> _Do this_:
The entries below should be quoted exactly, with no pictures carried over.

> _Task input_:
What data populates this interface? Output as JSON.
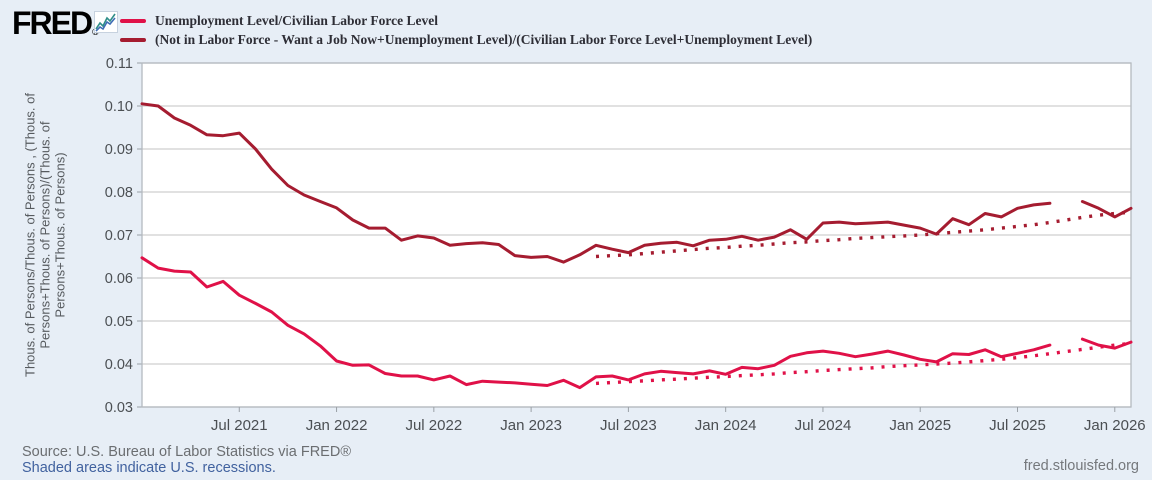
{
  "branding": {
    "logo_text": "FRED",
    "registered_mark": "®",
    "site_url": "fred.stlouisfed.org"
  },
  "footer": {
    "source_line": "Source: U.S. Bureau of Labor Statistics via FRED®",
    "recessions_note": "Shaded areas indicate U.S. recessions."
  },
  "chart_data": {
    "type": "line",
    "title": "",
    "xlabel": "",
    "ylabel": "Thous. of Persons/Thous. of Persons , (Thous. of Persons+Thous. of Persons)/(Thous. of Persons+Thous. of Persons)",
    "ylabel_lines": [
      "Thous. of Persons/Thous. of Persons , (Thous. of",
      "Persons+Thous. of Persons)/(Thous. of",
      "Persons+Thous. of Persons)"
    ],
    "ylim": [
      0.03,
      0.11
    ],
    "yticks": [
      "0.11",
      "0.10",
      "0.09",
      "0.08",
      "0.07",
      "0.06",
      "0.05",
      "0.04",
      "0.03"
    ],
    "grid": "horizontal",
    "legend_position": "top-left",
    "plot_bg": "#ffffff",
    "grid_color": "#cfcfcf",
    "border_color": "#b4bac0",
    "tick_color": "#9aa0a6",
    "months": [
      "2021-01",
      "2021-02",
      "2021-03",
      "2021-04",
      "2021-05",
      "2021-06",
      "2021-07",
      "2021-08",
      "2021-09",
      "2021-10",
      "2021-11",
      "2021-12",
      "2022-01",
      "2022-02",
      "2022-03",
      "2022-04",
      "2022-05",
      "2022-06",
      "2022-07",
      "2022-08",
      "2022-09",
      "2022-10",
      "2022-11",
      "2022-12",
      "2023-01",
      "2023-02",
      "2023-03",
      "2023-04",
      "2023-05",
      "2023-06",
      "2023-07",
      "2023-08",
      "2023-09",
      "2023-10",
      "2023-11",
      "2023-12",
      "2024-01",
      "2024-02",
      "2024-03",
      "2024-04",
      "2024-05",
      "2024-06",
      "2024-07",
      "2024-08",
      "2024-09",
      "2024-10",
      "2024-11",
      "2024-12",
      "2025-01",
      "2025-02",
      "2025-03",
      "2025-04",
      "2025-05",
      "2025-06",
      "2025-07",
      "2025-08",
      "2025-09",
      "2025-10",
      "2025-11",
      "2025-12",
      "2026-01",
      "2026-02"
    ],
    "xticks": [
      {
        "index": 6,
        "label": "Jul 2021"
      },
      {
        "index": 12,
        "label": "Jan 2022"
      },
      {
        "index": 18,
        "label": "Jul 2022"
      },
      {
        "index": 24,
        "label": "Jan 2023"
      },
      {
        "index": 30,
        "label": "Jul 2023"
      },
      {
        "index": 36,
        "label": "Jan 2024"
      },
      {
        "index": 42,
        "label": "Jul 2024"
      },
      {
        "index": 48,
        "label": "Jan 2025"
      },
      {
        "index": 54,
        "label": "Jul 2025"
      },
      {
        "index": 60,
        "label": "Jan 2026"
      }
    ],
    "series": [
      {
        "name": "Unemployment Level/Civilian Labor Force Level",
        "style": "solid",
        "color": "#e01148",
        "values": [
          0.0647,
          0.0623,
          0.0616,
          0.0614,
          0.0579,
          0.0592,
          0.056,
          0.0541,
          0.0521,
          0.049,
          0.047,
          0.0442,
          0.0407,
          0.0397,
          0.0398,
          0.0378,
          0.0372,
          0.0372,
          0.0363,
          0.0372,
          0.0352,
          0.036,
          0.0358,
          0.0356,
          0.0353,
          0.035,
          0.0362,
          0.0345,
          0.037,
          0.0372,
          0.0363,
          0.0377,
          0.0383,
          0.038,
          0.0377,
          0.0384,
          0.0376,
          0.0392,
          0.0389,
          0.0397,
          0.0418,
          0.0426,
          0.043,
          0.0425,
          0.0417,
          0.0423,
          0.043,
          0.0421,
          0.0411,
          0.0405,
          0.0424,
          0.0422,
          0.0433,
          0.0417,
          0.0425,
          0.0433,
          0.0444,
          null,
          0.0458,
          0.0444,
          0.0437,
          0.0451
        ]
      },
      {
        "name": "(Not in Labor Force - Want a Job Now+Unemployment Level)/(Civilian Labor Force Level+Unemployment Level)",
        "style": "solid",
        "color": "#a51c30",
        "values": [
          0.1005,
          0.1,
          0.0972,
          0.0955,
          0.0933,
          0.0931,
          0.0937,
          0.09,
          0.0853,
          0.0815,
          0.0793,
          0.0778,
          0.0763,
          0.0735,
          0.0716,
          0.0716,
          0.0688,
          0.0698,
          0.0693,
          0.0676,
          0.068,
          0.0682,
          0.0678,
          0.0652,
          0.0648,
          0.065,
          0.0637,
          0.0654,
          0.0676,
          0.0667,
          0.0659,
          0.0676,
          0.0681,
          0.0683,
          0.0675,
          0.0688,
          0.069,
          0.0697,
          0.0688,
          0.0695,
          0.0712,
          0.069,
          0.0728,
          0.073,
          0.0726,
          0.0728,
          0.073,
          0.0723,
          0.0716,
          0.0702,
          0.0738,
          0.0724,
          0.075,
          0.0742,
          0.0762,
          0.077,
          0.0774,
          null,
          0.0778,
          0.0762,
          0.0742,
          0.0762
        ]
      },
      {
        "name": "Unemployment Level/Civilian Labor Force Level (dotted trend)",
        "style": "dotted",
        "color": "#e01148",
        "values": [
          null,
          null,
          null,
          null,
          null,
          null,
          null,
          null,
          null,
          null,
          null,
          null,
          null,
          null,
          null,
          null,
          null,
          null,
          null,
          null,
          null,
          null,
          null,
          null,
          null,
          null,
          null,
          null,
          0.0355,
          0.0357,
          0.0359,
          0.0361,
          0.0363,
          0.0365,
          0.0367,
          0.0369,
          0.0371,
          0.0373,
          0.0375,
          0.0377,
          0.038,
          0.0382,
          0.0385,
          0.0387,
          0.0389,
          0.0391,
          0.0394,
          0.0396,
          0.0398,
          0.04,
          0.0402,
          0.0405,
          0.0408,
          0.0411,
          0.0415,
          0.0419,
          0.0424,
          0.0429,
          0.0434,
          0.0439,
          0.0444,
          0.0448
        ]
      },
      {
        "name": "(Not in Labor Force - Want a Job Now+Unemployment Level)/(Civilian Labor Force Level+Unemployment Level) (dotted trend)",
        "style": "dotted",
        "color": "#a51c30",
        "values": [
          null,
          null,
          null,
          null,
          null,
          null,
          null,
          null,
          null,
          null,
          null,
          null,
          null,
          null,
          null,
          null,
          null,
          null,
          null,
          null,
          null,
          null,
          null,
          null,
          null,
          null,
          null,
          null,
          0.065,
          0.0652,
          0.0654,
          0.0657,
          0.066,
          0.0663,
          0.0666,
          0.0669,
          0.0671,
          0.0674,
          0.0676,
          0.0679,
          0.0682,
          0.0684,
          0.0687,
          0.0689,
          0.0692,
          0.0694,
          0.0696,
          0.0698,
          0.07,
          0.0703,
          0.0706,
          0.0709,
          0.0712,
          0.0716,
          0.072,
          0.0724,
          0.0729,
          0.0735,
          0.0741,
          0.0746,
          0.075,
          0.0753
        ]
      }
    ]
  }
}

> _Solution for this task_:
What data populates this interface? Output as JSON.
{
  "branding": {
    "logo_text": "FRED",
    "registered_mark": "®",
    "site_url": "fred.stlouisfed.org"
  },
  "footer": {
    "source_line": "Source: U.S. Bureau of Labor Statistics via FRED®",
    "recessions_note": "Shaded areas indicate U.S. recessions."
  },
  "chart_data": {
    "type": "line",
    "title": "",
    "xlabel": "",
    "ylabel": "Thous. of Persons/Thous. of Persons , (Thous. of Persons+Thous. of Persons)/(Thous. of Persons+Thous. of Persons)",
    "ylabel_lines": [
      "Thous. of Persons/Thous. of Persons , (Thous. of",
      "Persons+Thous. of Persons)/(Thous. of",
      "Persons+Thous. of Persons)"
    ],
    "ylim": [
      0.03,
      0.11
    ],
    "yticks": [
      "0.11",
      "0.10",
      "0.09",
      "0.08",
      "0.07",
      "0.06",
      "0.05",
      "0.04",
      "0.03"
    ],
    "grid": "horizontal",
    "legend_position": "top-left",
    "plot_bg": "#ffffff",
    "grid_color": "#cfcfcf",
    "border_color": "#b4bac0",
    "tick_color": "#9aa0a6",
    "months": [
      "2021-01",
      "2021-02",
      "2021-03",
      "2021-04",
      "2021-05",
      "2021-06",
      "2021-07",
      "2021-08",
      "2021-09",
      "2021-10",
      "2021-11",
      "2021-12",
      "2022-01",
      "2022-02",
      "2022-03",
      "2022-04",
      "2022-05",
      "2022-06",
      "2022-07",
      "2022-08",
      "2022-09",
      "2022-10",
      "2022-11",
      "2022-12",
      "2023-01",
      "2023-02",
      "2023-03",
      "2023-04",
      "2023-05",
      "2023-06",
      "2023-07",
      "2023-08",
      "2023-09",
      "2023-10",
      "2023-11",
      "2023-12",
      "2024-01",
      "2024-02",
      "2024-03",
      "2024-04",
      "2024-05",
      "2024-06",
      "2024-07",
      "2024-08",
      "2024-09",
      "2024-10",
      "2024-11",
      "2024-12",
      "2025-01",
      "2025-02",
      "2025-03",
      "2025-04",
      "2025-05",
      "2025-06",
      "2025-07",
      "2025-08",
      "2025-09",
      "2025-10",
      "2025-11",
      "2025-12",
      "2026-01",
      "2026-02"
    ],
    "xticks": [
      {
        "index": 6,
        "label": "Jul 2021"
      },
      {
        "index": 12,
        "label": "Jan 2022"
      },
      {
        "index": 18,
        "label": "Jul 2022"
      },
      {
        "index": 24,
        "label": "Jan 2023"
      },
      {
        "index": 30,
        "label": "Jul 2023"
      },
      {
        "index": 36,
        "label": "Jan 2024"
      },
      {
        "index": 42,
        "label": "Jul 2024"
      },
      {
        "index": 48,
        "label": "Jan 2025"
      },
      {
        "index": 54,
        "label": "Jul 2025"
      },
      {
        "index": 60,
        "label": "Jan 2026"
      }
    ],
    "series": [
      {
        "name": "Unemployment Level/Civilian Labor Force Level",
        "style": "solid",
        "color": "#e01148",
        "values": [
          0.0647,
          0.0623,
          0.0616,
          0.0614,
          0.0579,
          0.0592,
          0.056,
          0.0541,
          0.0521,
          0.049,
          0.047,
          0.0442,
          0.0407,
          0.0397,
          0.0398,
          0.0378,
          0.0372,
          0.0372,
          0.0363,
          0.0372,
          0.0352,
          0.036,
          0.0358,
          0.0356,
          0.0353,
          0.035,
          0.0362,
          0.0345,
          0.037,
          0.0372,
          0.0363,
          0.0377,
          0.0383,
          0.038,
          0.0377,
          0.0384,
          0.0376,
          0.0392,
          0.0389,
          0.0397,
          0.0418,
          0.0426,
          0.043,
          0.0425,
          0.0417,
          0.0423,
          0.043,
          0.0421,
          0.0411,
          0.0405,
          0.0424,
          0.0422,
          0.0433,
          0.0417,
          0.0425,
          0.0433,
          0.0444,
          null,
          0.0458,
          0.0444,
          0.0437,
          0.0451
        ]
      },
      {
        "name": "(Not in Labor Force - Want a Job Now+Unemployment Level)/(Civilian Labor Force Level+Unemployment Level)",
        "style": "solid",
        "color": "#a51c30",
        "values": [
          0.1005,
          0.1,
          0.0972,
          0.0955,
          0.0933,
          0.0931,
          0.0937,
          0.09,
          0.0853,
          0.0815,
          0.0793,
          0.0778,
          0.0763,
          0.0735,
          0.0716,
          0.0716,
          0.0688,
          0.0698,
          0.0693,
          0.0676,
          0.068,
          0.0682,
          0.0678,
          0.0652,
          0.0648,
          0.065,
          0.0637,
          0.0654,
          0.0676,
          0.0667,
          0.0659,
          0.0676,
          0.0681,
          0.0683,
          0.0675,
          0.0688,
          0.069,
          0.0697,
          0.0688,
          0.0695,
          0.0712,
          0.069,
          0.0728,
          0.073,
          0.0726,
          0.0728,
          0.073,
          0.0723,
          0.0716,
          0.0702,
          0.0738,
          0.0724,
          0.075,
          0.0742,
          0.0762,
          0.077,
          0.0774,
          null,
          0.0778,
          0.0762,
          0.0742,
          0.0762
        ]
      },
      {
        "name": "Unemployment Level/Civilian Labor Force Level (dotted trend)",
        "style": "dotted",
        "color": "#e01148",
        "values": [
          null,
          null,
          null,
          null,
          null,
          null,
          null,
          null,
          null,
          null,
          null,
          null,
          null,
          null,
          null,
          null,
          null,
          null,
          null,
          null,
          null,
          null,
          null,
          null,
          null,
          null,
          null,
          null,
          0.0355,
          0.0357,
          0.0359,
          0.0361,
          0.0363,
          0.0365,
          0.0367,
          0.0369,
          0.0371,
          0.0373,
          0.0375,
          0.0377,
          0.038,
          0.0382,
          0.0385,
          0.0387,
          0.0389,
          0.0391,
          0.0394,
          0.0396,
          0.0398,
          0.04,
          0.0402,
          0.0405,
          0.0408,
          0.0411,
          0.0415,
          0.0419,
          0.0424,
          0.0429,
          0.0434,
          0.0439,
          0.0444,
          0.0448
        ]
      },
      {
        "name": "(Not in Labor Force - Want a Job Now+Unemployment Level)/(Civilian Labor Force Level+Unemployment Level) (dotted trend)",
        "style": "dotted",
        "color": "#a51c30",
        "values": [
          null,
          null,
          null,
          null,
          null,
          null,
          null,
          null,
          null,
          null,
          null,
          null,
          null,
          null,
          null,
          null,
          null,
          null,
          null,
          null,
          null,
          null,
          null,
          null,
          null,
          null,
          null,
          null,
          0.065,
          0.0652,
          0.0654,
          0.0657,
          0.066,
          0.0663,
          0.0666,
          0.0669,
          0.0671,
          0.0674,
          0.0676,
          0.0679,
          0.0682,
          0.0684,
          0.0687,
          0.0689,
          0.0692,
          0.0694,
          0.0696,
          0.0698,
          0.07,
          0.0703,
          0.0706,
          0.0709,
          0.0712,
          0.0716,
          0.072,
          0.0724,
          0.0729,
          0.0735,
          0.0741,
          0.0746,
          0.075,
          0.0753
        ]
      }
    ]
  }
}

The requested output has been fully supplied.